(Raw records)
>> begin

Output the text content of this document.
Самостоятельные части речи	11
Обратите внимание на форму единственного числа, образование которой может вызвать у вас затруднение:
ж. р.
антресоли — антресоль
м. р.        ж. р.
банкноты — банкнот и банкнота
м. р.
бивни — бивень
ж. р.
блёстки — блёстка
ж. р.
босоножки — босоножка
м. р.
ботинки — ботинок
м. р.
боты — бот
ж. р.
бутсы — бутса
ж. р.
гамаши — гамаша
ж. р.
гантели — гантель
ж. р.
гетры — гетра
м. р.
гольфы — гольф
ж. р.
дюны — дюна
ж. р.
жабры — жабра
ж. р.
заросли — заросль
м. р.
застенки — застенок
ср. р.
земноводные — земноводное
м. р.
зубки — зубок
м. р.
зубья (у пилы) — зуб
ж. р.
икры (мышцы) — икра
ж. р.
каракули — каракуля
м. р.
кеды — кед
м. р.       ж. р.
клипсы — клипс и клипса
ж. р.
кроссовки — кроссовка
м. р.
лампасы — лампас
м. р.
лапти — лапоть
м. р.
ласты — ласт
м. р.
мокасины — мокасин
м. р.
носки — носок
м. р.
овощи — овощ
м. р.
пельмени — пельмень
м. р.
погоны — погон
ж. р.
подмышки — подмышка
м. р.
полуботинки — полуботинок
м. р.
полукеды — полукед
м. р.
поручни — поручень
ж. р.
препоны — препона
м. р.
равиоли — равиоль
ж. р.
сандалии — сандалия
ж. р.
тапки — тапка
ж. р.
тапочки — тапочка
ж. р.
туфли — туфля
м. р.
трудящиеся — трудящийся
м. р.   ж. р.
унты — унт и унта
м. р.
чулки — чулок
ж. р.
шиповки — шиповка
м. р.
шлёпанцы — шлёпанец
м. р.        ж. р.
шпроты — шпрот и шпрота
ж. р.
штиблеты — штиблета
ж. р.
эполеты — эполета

>> end
>> begin

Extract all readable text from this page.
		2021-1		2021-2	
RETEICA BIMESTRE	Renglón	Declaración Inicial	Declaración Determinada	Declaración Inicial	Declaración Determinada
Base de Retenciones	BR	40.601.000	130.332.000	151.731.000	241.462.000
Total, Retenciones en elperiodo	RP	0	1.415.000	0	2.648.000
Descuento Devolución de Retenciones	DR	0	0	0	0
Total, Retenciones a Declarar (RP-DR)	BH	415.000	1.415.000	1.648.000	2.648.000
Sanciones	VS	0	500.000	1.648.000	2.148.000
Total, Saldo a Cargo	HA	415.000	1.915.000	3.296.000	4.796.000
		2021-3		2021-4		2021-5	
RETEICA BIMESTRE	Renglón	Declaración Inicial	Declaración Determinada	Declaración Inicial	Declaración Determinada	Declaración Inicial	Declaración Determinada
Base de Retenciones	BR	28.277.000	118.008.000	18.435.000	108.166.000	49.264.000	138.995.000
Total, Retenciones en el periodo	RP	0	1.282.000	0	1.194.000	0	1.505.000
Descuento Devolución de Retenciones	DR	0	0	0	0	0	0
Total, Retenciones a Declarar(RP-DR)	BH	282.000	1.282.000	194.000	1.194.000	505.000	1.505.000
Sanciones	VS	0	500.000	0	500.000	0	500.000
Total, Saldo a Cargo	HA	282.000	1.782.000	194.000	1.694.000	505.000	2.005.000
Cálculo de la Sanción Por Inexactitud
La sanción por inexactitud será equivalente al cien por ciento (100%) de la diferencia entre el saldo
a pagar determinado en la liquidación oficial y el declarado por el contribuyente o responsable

>> end

> _AIM OF THE TASK_:
Pull out each line containing the word "this" and copy it.

> _FINAL RESULT_:
Output the text content of this document.
Extract all readable text from this page.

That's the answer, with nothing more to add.